— LISTED ENTRIES —
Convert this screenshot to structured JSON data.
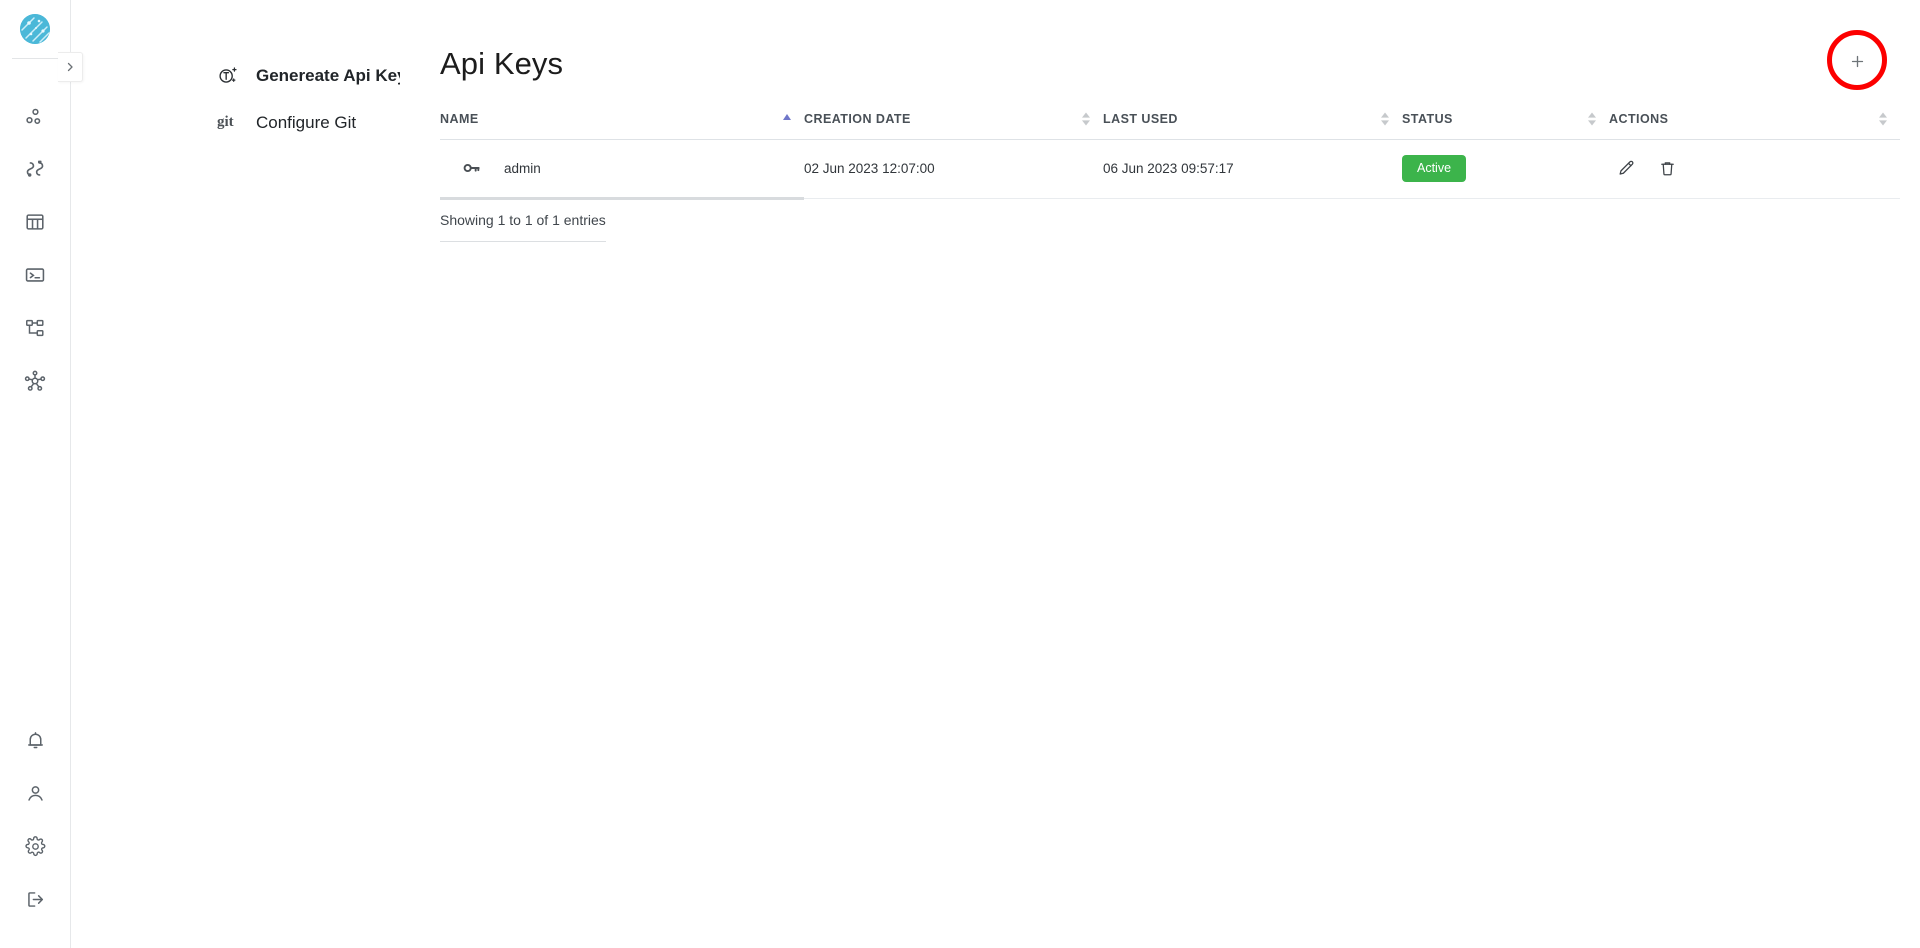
{
  "app": {
    "logo_name": "circuit-globe-logo",
    "brand_color": "#4bb8d8"
  },
  "icon_rail": {
    "collapse_label": "›",
    "top_items": [
      {
        "name": "pipelines-icon",
        "glyph": "pipelines"
      },
      {
        "name": "connections-icon",
        "glyph": "connections"
      },
      {
        "name": "tables-icon",
        "glyph": "tables"
      },
      {
        "name": "terminal-icon",
        "glyph": "terminal"
      },
      {
        "name": "sitemap-icon",
        "glyph": "sitemap"
      },
      {
        "name": "network-icon",
        "glyph": "network"
      }
    ],
    "bottom_items": [
      {
        "name": "notifications-icon",
        "glyph": "bell"
      },
      {
        "name": "profile-icon",
        "glyph": "user"
      },
      {
        "name": "settings-icon",
        "glyph": "gear"
      },
      {
        "name": "logout-icon",
        "glyph": "logout"
      }
    ]
  },
  "sidebar": {
    "items": [
      {
        "label": "Genereate Api Key",
        "icon": "generate-key-icon",
        "active": true
      },
      {
        "label": "Configure Git",
        "icon": "git-icon",
        "icon_text": "git",
        "active": false
      }
    ]
  },
  "header": {
    "title": "Api Keys",
    "add_button_label": "+",
    "add_button_highlight_color": "#fc0000"
  },
  "table": {
    "columns": [
      {
        "label": "Name",
        "sort": "asc"
      },
      {
        "label": "Creation Date",
        "sort": "none"
      },
      {
        "label": "Last Used",
        "sort": "none"
      },
      {
        "label": "Status",
        "sort": "none"
      },
      {
        "label": "Actions",
        "sort": "none"
      }
    ],
    "rows": [
      {
        "name": "admin",
        "creation_date": "02 Jun 2023 12:07:00",
        "last_used": "06 Jun 2023 09:57:17",
        "status": "Active",
        "status_color": "#3cb44b",
        "actions": [
          "edit-icon",
          "delete-icon"
        ]
      }
    ],
    "footer_text": "Showing 1 to 1 of 1 entries"
  }
}
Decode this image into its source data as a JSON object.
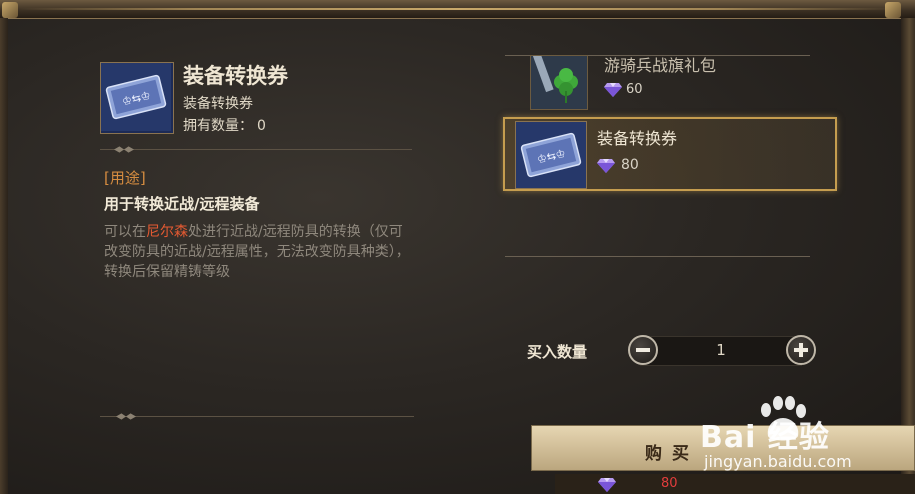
{
  "detail": {
    "title": "装备转换券",
    "subtitle": "装备转换券",
    "owned_label": "拥有数量：",
    "owned_count": "0",
    "usage_label": "[用途]",
    "usage_head": "用于转换近战/远程装备",
    "desc_part1": "可以在",
    "desc_highlight": "尼尔森",
    "desc_part2": "处进行近战/远程防具的转换（仅可改变防具的近战/远程属性，无法改变防具种类），转换后保留精铸等级"
  },
  "shop": {
    "items": [
      {
        "name": "游骑兵战旗礼包",
        "price": "60",
        "icon": "flag-clover-icon"
      },
      {
        "name": "装备转换券",
        "price": "80",
        "icon": "ticket-icon",
        "selected": true
      }
    ]
  },
  "purchase": {
    "qty_label": "买入数量",
    "qty_value": "1",
    "buy_label": "购买",
    "total_cost": "80"
  },
  "watermark": {
    "logo": "Bai  经验",
    "url": "jingyan.baidu.com"
  },
  "colors": {
    "highlight_red": "#e45a32",
    "usage_orange": "#d58c40",
    "gold_border": "#c59d4f",
    "cost_red": "#e23d3d"
  }
}
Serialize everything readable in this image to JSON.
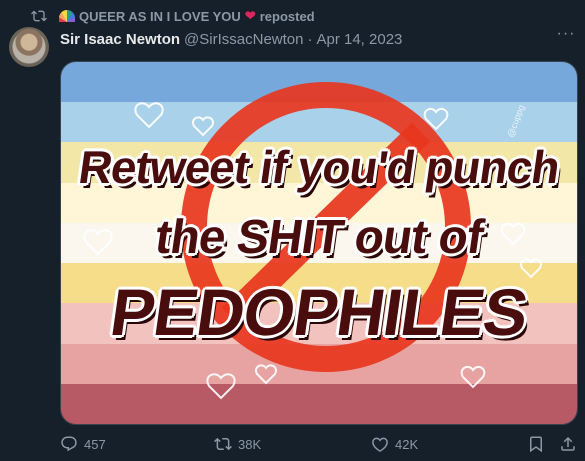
{
  "repost": {
    "icon": "repost-icon",
    "user": "QUEER AS IN I LOVE YOU",
    "emoji_after": "❤",
    "suffix": "reposted"
  },
  "post": {
    "author_name": "Sir Isaac Newton",
    "handle": "@SirIssacNewton",
    "separator": "·",
    "date": "Apr 14, 2023",
    "more_icon": "more-icon",
    "more_label": "···"
  },
  "media": {
    "line1": "Retweet if you'd punch",
    "line2": "the SHIT out of",
    "line3": "PEDOPHILES",
    "watermark": "@cuppg",
    "stripe_colors": [
      "#77a8dc",
      "#a9d1e9",
      "#f3e7a8",
      "#fff6d8",
      "#fbf7ef",
      "#f6dd8a",
      "#f2c3be",
      "#e7a3a2",
      "#b85a66"
    ]
  },
  "actions": {
    "replies": "457",
    "reposts": "38K",
    "likes": "42K"
  },
  "colors": {
    "background": "#15202b",
    "muted": "#8b98a5",
    "text": "#e7e9ea",
    "ban_symbol": "#e8361e"
  }
}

— WHAT YOU ARE ASKED TO DO —
Every line above should be returned word for word, with the pictures left behind.

— WRITTEN REPLY —
Convert this screenshot to structured JSON data.
{
  "app": {
    "logo_name": "circuit-globe-logo",
    "brand_color": "#4bb8d8"
  },
  "icon_rail": {
    "collapse_label": "›",
    "top_items": [
      {
        "name": "pipelines-icon",
        "glyph": "pipelines"
      },
      {
        "name": "connections-icon",
        "glyph": "connections"
      },
      {
        "name": "tables-icon",
        "glyph": "tables"
      },
      {
        "name": "terminal-icon",
        "glyph": "terminal"
      },
      {
        "name": "sitemap-icon",
        "glyph": "sitemap"
      },
      {
        "name": "network-icon",
        "glyph": "network"
      }
    ],
    "bottom_items": [
      {
        "name": "notifications-icon",
        "glyph": "bell"
      },
      {
        "name": "profile-icon",
        "glyph": "user"
      },
      {
        "name": "settings-icon",
        "glyph": "gear"
      },
      {
        "name": "logout-icon",
        "glyph": "logout"
      }
    ]
  },
  "sidebar": {
    "items": [
      {
        "label": "Genereate Api Key",
        "icon": "generate-key-icon",
        "active": true
      },
      {
        "label": "Configure Git",
        "icon": "git-icon",
        "icon_text": "git",
        "active": false
      }
    ]
  },
  "header": {
    "title": "Api Keys",
    "add_button_label": "+",
    "add_button_highlight_color": "#fc0000"
  },
  "table": {
    "columns": [
      {
        "label": "Name",
        "sort": "asc"
      },
      {
        "label": "Creation Date",
        "sort": "none"
      },
      {
        "label": "Last Used",
        "sort": "none"
      },
      {
        "label": "Status",
        "sort": "none"
      },
      {
        "label": "Actions",
        "sort": "none"
      }
    ],
    "rows": [
      {
        "name": "admin",
        "creation_date": "02 Jun 2023 12:07:00",
        "last_used": "06 Jun 2023 09:57:17",
        "status": "Active",
        "status_color": "#3cb44b",
        "actions": [
          "edit-icon",
          "delete-icon"
        ]
      }
    ],
    "footer_text": "Showing 1 to 1 of 1 entries"
  }
}
Decode this image into its source data as a JSON object.
{
  "detail": {
    "title": "装备转换券",
    "subtitle": "装备转换券",
    "owned_label": "拥有数量：",
    "owned_count": "0",
    "usage_label": "[用途]",
    "usage_head": "用于转换近战/远程装备",
    "desc_part1": "可以在",
    "desc_highlight": "尼尔森",
    "desc_part2": "处进行近战/远程防具的转换（仅可改变防具的近战/远程属性，无法改变防具种类），转换后保留精铸等级"
  },
  "shop": {
    "items": [
      {
        "name": "游骑兵战旗礼包",
        "price": "60",
        "icon": "flag-clover-icon"
      },
      {
        "name": "装备转换券",
        "price": "80",
        "icon": "ticket-icon",
        "selected": true
      }
    ]
  },
  "purchase": {
    "qty_label": "买入数量",
    "qty_value": "1",
    "buy_label": "购买",
    "total_cost": "80"
  },
  "watermark": {
    "logo": "Bai  经验",
    "url": "jingyan.baidu.com"
  },
  "colors": {
    "highlight_red": "#e45a32",
    "usage_orange": "#d58c40",
    "gold_border": "#c59d4f",
    "cost_red": "#e23d3d"
  }
}
Serialize everything readable in this image to JSON.
{
  "repost": {
    "icon": "repost-icon",
    "user": "QUEER AS IN I LOVE YOU",
    "emoji_after": "❤",
    "suffix": "reposted"
  },
  "post": {
    "author_name": "Sir Isaac Newton",
    "handle": "@SirIssacNewton",
    "separator": "·",
    "date": "Apr 14, 2023",
    "more_icon": "more-icon",
    "more_label": "···"
  },
  "media": {
    "line1": "Retweet if you'd punch",
    "line2": "the SHIT out of",
    "line3": "PEDOPHILES",
    "watermark": "@cuppg",
    "stripe_colors": [
      "#77a8dc",
      "#a9d1e9",
      "#f3e7a8",
      "#fff6d8",
      "#fbf7ef",
      "#f6dd8a",
      "#f2c3be",
      "#e7a3a2",
      "#b85a66"
    ]
  },
  "actions": {
    "replies": "457",
    "reposts": "38K",
    "likes": "42K"
  },
  "colors": {
    "background": "#15202b",
    "muted": "#8b98a5",
    "text": "#e7e9ea",
    "ban_symbol": "#e8361e"
  }
}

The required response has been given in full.